SET TASK
Work out the number of lines containing "title". Give that number alone.

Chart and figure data
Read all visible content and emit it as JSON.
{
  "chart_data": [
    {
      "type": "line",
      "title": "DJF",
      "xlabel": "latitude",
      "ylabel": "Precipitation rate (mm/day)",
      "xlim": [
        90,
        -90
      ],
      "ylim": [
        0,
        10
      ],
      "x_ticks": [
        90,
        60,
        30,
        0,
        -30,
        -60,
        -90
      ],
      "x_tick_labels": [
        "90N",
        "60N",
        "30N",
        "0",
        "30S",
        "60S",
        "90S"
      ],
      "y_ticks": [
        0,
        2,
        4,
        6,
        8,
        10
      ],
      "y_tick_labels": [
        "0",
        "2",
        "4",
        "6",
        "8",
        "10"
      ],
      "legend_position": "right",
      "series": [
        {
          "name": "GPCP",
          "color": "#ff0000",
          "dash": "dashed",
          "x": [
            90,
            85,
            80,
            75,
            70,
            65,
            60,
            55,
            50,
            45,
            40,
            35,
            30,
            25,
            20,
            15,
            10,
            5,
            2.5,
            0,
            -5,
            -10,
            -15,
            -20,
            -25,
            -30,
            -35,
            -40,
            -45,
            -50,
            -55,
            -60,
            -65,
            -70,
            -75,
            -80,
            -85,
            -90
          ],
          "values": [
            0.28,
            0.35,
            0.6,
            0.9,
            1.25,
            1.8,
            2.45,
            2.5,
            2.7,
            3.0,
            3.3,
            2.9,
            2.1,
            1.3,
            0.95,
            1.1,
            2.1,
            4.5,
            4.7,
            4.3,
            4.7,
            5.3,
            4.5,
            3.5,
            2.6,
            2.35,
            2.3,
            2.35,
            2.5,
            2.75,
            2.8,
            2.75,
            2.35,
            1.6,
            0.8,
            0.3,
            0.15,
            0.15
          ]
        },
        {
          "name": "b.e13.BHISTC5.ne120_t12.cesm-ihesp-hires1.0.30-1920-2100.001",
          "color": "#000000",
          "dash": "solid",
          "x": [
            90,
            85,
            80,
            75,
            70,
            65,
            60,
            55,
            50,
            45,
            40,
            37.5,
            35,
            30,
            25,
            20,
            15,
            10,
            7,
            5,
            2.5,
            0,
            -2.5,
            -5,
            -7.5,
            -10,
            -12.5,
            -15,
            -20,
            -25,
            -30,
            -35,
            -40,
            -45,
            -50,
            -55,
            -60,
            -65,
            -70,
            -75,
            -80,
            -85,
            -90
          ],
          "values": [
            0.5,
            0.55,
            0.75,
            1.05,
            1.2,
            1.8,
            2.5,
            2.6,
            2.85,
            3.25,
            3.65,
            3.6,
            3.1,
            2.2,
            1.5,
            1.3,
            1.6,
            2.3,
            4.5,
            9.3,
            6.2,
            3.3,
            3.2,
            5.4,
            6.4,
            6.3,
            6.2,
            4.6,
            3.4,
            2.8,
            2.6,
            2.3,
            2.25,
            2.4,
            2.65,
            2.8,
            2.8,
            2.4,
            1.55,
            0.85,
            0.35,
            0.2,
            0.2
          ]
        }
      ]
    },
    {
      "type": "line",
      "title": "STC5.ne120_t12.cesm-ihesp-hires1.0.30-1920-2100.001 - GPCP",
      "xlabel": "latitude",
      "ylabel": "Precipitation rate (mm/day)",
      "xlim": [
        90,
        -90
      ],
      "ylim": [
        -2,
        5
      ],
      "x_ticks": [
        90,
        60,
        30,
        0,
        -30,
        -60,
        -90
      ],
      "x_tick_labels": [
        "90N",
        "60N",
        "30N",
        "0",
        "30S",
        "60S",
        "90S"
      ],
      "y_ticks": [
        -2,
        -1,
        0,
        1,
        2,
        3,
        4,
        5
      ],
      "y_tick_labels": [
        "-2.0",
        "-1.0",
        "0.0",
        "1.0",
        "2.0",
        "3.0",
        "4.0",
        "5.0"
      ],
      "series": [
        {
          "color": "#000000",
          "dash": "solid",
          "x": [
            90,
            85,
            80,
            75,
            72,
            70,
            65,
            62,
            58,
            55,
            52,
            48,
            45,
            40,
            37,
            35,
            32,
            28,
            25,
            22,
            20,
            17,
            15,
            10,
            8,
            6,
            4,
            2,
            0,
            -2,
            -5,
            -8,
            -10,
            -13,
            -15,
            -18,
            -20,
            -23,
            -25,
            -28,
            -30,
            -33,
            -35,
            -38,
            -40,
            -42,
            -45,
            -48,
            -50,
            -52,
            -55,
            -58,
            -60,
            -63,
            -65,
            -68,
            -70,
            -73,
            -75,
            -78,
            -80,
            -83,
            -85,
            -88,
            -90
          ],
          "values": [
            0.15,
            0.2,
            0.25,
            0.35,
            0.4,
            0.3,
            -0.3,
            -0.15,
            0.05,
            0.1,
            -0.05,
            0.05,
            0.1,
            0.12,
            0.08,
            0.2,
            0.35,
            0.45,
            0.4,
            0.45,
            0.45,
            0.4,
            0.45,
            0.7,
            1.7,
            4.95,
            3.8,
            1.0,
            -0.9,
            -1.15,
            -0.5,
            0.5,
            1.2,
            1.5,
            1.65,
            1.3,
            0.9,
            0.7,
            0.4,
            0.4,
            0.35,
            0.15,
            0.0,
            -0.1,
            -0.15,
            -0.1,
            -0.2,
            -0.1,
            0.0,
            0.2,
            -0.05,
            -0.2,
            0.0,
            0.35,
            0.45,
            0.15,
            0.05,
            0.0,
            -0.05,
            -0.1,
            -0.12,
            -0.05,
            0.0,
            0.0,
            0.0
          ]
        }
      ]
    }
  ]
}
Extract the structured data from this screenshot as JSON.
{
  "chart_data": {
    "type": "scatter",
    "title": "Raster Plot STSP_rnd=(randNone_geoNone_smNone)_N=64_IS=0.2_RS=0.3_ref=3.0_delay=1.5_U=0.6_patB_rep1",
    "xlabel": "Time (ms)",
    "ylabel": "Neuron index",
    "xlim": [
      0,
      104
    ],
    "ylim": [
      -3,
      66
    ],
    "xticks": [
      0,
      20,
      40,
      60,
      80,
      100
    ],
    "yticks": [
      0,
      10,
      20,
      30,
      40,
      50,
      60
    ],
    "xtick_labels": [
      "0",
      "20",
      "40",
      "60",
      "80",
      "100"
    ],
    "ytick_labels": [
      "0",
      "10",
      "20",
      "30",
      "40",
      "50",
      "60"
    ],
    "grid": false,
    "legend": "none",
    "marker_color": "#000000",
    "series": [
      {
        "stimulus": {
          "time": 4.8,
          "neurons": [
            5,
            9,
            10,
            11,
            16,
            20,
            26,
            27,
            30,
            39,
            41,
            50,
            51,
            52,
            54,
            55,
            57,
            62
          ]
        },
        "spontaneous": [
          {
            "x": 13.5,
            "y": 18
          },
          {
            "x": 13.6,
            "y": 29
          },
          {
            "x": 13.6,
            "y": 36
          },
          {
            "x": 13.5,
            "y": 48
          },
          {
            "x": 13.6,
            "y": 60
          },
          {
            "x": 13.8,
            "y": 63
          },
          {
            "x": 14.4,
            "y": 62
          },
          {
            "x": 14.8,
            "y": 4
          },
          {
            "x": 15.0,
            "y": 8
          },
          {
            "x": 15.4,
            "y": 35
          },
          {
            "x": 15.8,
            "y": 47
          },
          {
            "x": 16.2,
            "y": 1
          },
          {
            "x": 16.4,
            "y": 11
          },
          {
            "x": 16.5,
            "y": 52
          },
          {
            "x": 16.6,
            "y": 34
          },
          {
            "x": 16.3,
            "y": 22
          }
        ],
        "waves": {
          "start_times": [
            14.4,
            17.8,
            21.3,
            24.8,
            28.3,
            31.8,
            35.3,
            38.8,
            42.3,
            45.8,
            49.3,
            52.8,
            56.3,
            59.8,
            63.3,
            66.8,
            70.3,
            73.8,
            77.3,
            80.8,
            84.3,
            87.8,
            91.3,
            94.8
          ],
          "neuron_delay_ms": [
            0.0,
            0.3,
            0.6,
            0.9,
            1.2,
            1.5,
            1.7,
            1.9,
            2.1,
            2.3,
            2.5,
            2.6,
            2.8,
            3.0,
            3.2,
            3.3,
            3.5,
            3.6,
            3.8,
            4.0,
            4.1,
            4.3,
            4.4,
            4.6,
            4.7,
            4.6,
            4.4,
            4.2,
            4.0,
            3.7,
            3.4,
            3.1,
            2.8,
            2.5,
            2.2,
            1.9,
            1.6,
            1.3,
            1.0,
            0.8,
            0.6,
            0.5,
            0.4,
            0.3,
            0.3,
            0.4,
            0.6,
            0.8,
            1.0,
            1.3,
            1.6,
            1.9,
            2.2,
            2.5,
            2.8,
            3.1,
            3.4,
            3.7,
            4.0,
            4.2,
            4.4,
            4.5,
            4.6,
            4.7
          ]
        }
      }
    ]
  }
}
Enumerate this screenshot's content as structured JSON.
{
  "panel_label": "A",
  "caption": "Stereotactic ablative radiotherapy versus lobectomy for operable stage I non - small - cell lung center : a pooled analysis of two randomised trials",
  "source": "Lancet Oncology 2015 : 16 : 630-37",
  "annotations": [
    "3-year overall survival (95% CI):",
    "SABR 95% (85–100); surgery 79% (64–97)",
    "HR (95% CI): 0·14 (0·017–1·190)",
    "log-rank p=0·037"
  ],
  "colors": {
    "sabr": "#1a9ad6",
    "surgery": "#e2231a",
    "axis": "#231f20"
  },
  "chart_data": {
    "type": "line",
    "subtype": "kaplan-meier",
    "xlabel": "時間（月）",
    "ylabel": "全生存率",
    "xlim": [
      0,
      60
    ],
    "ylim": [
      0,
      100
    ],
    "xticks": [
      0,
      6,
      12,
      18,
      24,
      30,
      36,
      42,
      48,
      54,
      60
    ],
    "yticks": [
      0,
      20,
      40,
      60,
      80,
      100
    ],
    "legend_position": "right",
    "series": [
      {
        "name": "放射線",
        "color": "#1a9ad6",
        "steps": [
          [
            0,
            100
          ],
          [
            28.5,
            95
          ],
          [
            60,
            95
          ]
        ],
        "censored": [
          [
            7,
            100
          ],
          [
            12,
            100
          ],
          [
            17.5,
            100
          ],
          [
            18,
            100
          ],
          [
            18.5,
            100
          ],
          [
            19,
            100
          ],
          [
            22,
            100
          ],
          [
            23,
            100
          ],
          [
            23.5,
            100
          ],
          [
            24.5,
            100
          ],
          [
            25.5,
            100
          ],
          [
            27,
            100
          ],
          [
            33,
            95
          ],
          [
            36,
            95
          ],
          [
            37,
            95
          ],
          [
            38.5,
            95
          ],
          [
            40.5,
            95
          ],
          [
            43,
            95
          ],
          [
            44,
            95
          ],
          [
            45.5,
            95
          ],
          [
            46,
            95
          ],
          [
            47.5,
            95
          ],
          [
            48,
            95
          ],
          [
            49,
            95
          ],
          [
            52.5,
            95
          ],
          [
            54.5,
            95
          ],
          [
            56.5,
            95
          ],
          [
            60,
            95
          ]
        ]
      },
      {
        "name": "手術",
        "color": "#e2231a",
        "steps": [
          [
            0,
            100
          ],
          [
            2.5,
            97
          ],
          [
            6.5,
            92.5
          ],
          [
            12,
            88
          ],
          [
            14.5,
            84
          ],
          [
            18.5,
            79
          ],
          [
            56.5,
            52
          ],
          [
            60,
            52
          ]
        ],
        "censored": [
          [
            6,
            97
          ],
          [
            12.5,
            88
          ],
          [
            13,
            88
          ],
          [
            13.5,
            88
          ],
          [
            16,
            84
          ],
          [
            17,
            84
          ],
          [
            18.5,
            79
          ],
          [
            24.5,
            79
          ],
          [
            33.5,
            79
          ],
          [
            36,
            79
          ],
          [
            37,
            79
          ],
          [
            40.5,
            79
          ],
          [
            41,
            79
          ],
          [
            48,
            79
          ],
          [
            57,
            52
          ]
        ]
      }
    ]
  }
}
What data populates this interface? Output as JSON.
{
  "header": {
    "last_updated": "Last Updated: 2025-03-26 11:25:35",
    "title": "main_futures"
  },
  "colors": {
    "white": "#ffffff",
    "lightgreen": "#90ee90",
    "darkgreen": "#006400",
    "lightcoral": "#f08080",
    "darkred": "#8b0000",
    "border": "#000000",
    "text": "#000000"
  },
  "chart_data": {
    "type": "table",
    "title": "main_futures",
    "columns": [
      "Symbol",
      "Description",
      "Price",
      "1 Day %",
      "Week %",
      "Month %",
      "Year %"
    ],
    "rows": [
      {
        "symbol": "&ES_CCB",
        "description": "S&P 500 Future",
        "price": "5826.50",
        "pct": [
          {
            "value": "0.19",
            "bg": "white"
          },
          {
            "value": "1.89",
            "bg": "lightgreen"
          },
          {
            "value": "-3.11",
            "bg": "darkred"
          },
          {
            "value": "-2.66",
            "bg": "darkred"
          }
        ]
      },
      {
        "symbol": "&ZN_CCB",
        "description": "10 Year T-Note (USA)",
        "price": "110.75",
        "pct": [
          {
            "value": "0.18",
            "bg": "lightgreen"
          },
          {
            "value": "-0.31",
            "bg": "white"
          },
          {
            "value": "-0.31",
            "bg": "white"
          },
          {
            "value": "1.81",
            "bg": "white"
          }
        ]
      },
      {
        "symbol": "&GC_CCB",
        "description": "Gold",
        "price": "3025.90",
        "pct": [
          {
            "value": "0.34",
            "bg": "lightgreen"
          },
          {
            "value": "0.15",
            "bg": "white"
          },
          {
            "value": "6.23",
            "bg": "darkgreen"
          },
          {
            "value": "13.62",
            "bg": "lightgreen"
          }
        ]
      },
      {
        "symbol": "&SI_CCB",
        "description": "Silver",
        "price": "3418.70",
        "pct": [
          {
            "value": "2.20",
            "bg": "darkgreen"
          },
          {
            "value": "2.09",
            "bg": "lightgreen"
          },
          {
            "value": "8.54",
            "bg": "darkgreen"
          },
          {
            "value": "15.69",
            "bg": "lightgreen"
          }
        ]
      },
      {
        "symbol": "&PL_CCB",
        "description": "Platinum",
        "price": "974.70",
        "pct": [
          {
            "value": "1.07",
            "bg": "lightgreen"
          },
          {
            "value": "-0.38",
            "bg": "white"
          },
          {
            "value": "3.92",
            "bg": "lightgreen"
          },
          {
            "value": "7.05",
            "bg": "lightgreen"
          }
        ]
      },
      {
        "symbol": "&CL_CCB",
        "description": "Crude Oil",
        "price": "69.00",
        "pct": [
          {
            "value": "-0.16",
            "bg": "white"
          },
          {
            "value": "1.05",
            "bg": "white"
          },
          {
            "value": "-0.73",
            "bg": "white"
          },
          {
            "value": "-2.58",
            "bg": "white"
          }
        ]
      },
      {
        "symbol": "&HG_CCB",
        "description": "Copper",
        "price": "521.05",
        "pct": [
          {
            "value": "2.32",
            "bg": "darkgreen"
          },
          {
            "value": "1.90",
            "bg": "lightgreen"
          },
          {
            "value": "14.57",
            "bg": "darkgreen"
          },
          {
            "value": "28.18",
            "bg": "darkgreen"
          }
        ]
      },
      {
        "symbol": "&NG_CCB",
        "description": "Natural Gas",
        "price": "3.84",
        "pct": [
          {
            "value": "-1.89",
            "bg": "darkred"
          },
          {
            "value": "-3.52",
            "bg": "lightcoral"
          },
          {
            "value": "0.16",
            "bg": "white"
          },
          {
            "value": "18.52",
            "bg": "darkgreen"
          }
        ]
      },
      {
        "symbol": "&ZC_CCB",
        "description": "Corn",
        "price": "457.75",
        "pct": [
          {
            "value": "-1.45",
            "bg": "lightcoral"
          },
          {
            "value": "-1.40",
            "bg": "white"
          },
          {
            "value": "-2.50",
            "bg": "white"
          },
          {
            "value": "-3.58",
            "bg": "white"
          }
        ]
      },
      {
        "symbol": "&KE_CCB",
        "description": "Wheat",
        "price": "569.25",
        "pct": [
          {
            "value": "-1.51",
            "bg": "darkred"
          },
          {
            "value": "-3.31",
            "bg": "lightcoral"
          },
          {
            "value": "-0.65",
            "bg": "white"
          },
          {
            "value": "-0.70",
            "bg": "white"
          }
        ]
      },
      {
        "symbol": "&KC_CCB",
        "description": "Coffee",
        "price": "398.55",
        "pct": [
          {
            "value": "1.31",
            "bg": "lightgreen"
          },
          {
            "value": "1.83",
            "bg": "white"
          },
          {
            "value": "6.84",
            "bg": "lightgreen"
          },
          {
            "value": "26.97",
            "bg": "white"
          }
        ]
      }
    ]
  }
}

EXERCISE RESPONSE
5